→ TEXTE FOURNI
-------------------------

En vérité, cette reconstitution à la con, mention spéciale à l’avatar of course à cigare, very risible, du British
Churchill, signe son propre aveu d’« impuissance », leitmotiv du
métrage, de l’époque hexagonale, du président du Conseil vacillant, Olivier
Gourmet joue avec énergie les « girouettes » sous pression, pendant
un moment méta, de mise en abyme et en ruine, au cours duquel les officiels
londoniens se projettent les archives live
franco-françaises. Il suffit ainsi de quelques minutes pour réduire
l’entreprise à néant, le sien, puisque face à la dureté enregistrée du réel
irréversible, incompréhensible et indéniable, évident et bouleversant, la fade
fiction s’affirme un poussiéreux simulacre délesté d’âme, de tension,
d’implication.

-------------------------

→ CONSIGNE 1
Dans la critique de film, relevez tous les adjectifs qui qualifient le mot « réel » dans « face à la dureté enregistrée du réel ».
→ CONSIGNE 2
Rédigez la suite de la critique de film, en partant de sa dernière phrase.

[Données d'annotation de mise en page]
-------------------------

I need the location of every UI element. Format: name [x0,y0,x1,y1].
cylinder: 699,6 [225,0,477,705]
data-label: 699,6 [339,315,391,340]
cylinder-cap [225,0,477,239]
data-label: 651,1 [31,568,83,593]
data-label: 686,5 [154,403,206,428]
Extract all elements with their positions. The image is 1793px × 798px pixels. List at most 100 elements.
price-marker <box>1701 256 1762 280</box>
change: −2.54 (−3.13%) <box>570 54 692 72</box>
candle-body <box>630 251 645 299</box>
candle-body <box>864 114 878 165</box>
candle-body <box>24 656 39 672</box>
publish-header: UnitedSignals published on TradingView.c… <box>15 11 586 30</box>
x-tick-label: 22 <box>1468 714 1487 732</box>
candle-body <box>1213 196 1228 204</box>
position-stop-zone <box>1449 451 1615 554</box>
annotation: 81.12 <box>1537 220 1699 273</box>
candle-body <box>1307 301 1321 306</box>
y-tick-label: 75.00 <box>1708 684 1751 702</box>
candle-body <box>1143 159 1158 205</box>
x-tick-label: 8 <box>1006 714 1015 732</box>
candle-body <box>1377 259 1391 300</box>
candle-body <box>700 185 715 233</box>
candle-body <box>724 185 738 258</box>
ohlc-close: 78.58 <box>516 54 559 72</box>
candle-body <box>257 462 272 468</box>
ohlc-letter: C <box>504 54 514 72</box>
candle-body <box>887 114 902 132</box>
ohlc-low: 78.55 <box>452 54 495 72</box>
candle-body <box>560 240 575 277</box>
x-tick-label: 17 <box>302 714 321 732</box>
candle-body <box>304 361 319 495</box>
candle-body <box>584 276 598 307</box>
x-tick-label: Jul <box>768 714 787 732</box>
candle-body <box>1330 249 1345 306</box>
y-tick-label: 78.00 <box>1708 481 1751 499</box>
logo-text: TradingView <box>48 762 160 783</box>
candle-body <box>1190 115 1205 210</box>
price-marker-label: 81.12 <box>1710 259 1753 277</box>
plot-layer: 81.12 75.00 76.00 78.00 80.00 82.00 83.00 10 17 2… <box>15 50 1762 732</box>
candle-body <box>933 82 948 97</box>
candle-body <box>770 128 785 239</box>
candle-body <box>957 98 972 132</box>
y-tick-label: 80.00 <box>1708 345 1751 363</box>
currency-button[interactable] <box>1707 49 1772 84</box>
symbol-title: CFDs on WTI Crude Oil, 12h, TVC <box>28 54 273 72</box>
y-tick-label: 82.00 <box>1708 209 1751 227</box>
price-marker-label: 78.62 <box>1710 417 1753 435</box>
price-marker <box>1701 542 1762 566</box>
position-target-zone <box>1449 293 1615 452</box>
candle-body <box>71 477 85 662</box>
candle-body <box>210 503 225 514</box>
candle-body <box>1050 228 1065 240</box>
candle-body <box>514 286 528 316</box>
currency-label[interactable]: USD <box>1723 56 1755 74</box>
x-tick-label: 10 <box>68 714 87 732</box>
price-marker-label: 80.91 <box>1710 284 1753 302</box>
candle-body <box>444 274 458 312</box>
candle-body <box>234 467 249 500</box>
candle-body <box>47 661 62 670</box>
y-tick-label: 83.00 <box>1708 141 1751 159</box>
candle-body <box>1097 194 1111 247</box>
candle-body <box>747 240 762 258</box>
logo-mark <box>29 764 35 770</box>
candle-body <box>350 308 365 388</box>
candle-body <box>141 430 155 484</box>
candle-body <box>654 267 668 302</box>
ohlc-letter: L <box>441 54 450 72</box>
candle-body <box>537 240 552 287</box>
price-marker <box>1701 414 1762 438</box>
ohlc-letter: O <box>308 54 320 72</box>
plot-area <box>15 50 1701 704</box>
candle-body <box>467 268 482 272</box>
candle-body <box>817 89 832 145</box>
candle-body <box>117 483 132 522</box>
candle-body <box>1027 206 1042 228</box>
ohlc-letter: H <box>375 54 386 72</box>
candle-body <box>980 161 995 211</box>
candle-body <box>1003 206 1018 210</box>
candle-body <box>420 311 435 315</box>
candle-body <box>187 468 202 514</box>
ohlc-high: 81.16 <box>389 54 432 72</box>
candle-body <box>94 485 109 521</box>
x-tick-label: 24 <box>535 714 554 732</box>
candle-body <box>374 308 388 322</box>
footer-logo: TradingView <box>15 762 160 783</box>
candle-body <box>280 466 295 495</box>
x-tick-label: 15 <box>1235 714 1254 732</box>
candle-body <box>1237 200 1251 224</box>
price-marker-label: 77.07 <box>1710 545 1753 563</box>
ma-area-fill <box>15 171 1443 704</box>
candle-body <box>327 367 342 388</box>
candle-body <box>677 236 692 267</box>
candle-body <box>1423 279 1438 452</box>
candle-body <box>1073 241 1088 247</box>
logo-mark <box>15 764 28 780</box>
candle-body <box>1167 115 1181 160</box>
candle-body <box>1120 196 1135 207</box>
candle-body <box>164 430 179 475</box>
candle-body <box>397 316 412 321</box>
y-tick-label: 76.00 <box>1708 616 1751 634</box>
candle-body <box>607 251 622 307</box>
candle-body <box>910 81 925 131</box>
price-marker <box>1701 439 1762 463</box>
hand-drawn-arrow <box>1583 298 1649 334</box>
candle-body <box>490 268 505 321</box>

-------------------------

→ RÉPONSE 1
irréversible, incompréhensible, indéniable, évident, bouleversant

→ RÉPONSE 2
Au petit jeu guère glorieux du « roman
national », de la confrontation des versions, des diversions, des
serments, des errements, des divertissements, mises en scène de l’obscène, mises
en images des ramages, « extension du domaine de la lutte » pas si
houellebecquienne, quoique, De Gaulle perd « sur toute la ligne »,
Maginot, mon infernal maréchal, affiche sa facticité bien repassée, bien
ripolinée, transforme la souffrance en fantasme molto viscontien, cf., en
Bretagne mentale, les nazis dénudés, amateurs d’eau marine glacée, de malsaine
et intrusive promiscuité. De Gaulle présente à son Premier ministre insulaire
un petit tas de terre, noirceur paraît-il ensanglantée, mais rien dans De
Gaulle, malheureusement, ne témoigne vraiment, sur l’écran, ici et
maintenant, des humiliations, des privations, des déportations, des délations,
des multiples réactions en masse, de l’immense et sinistre mélasse du
mondialisé désastre. Même le « cri du cœur » et de douleur d’une mère
au bord de la crise de nerfs, résumant assez adroitement la situation du temps,
à savoir des civils protégés par personne, ni par les politiciens, ni par les
soldats, voilà, se dissout dans le psychodrame provincial, s’apparente à une
ponctuation d’occasion. « Résister », ultime mot du film, impératif
intemporel, devient vite une invite inversée : il faut résister à ces
pâles portraits, il faut refuser ces films anémiés, mort-nés, il faut avoir foi,
envers et contre soi, à contre-courant du tout-venant, du mercredi à l’infini, dans
le cinéma, faire confiance à ses puissances par nature « impures »,
amitiés à André Bazin, capables de carburer à ce qui justement l’excède, et pas
seulement la Shoah, pourquoi pas.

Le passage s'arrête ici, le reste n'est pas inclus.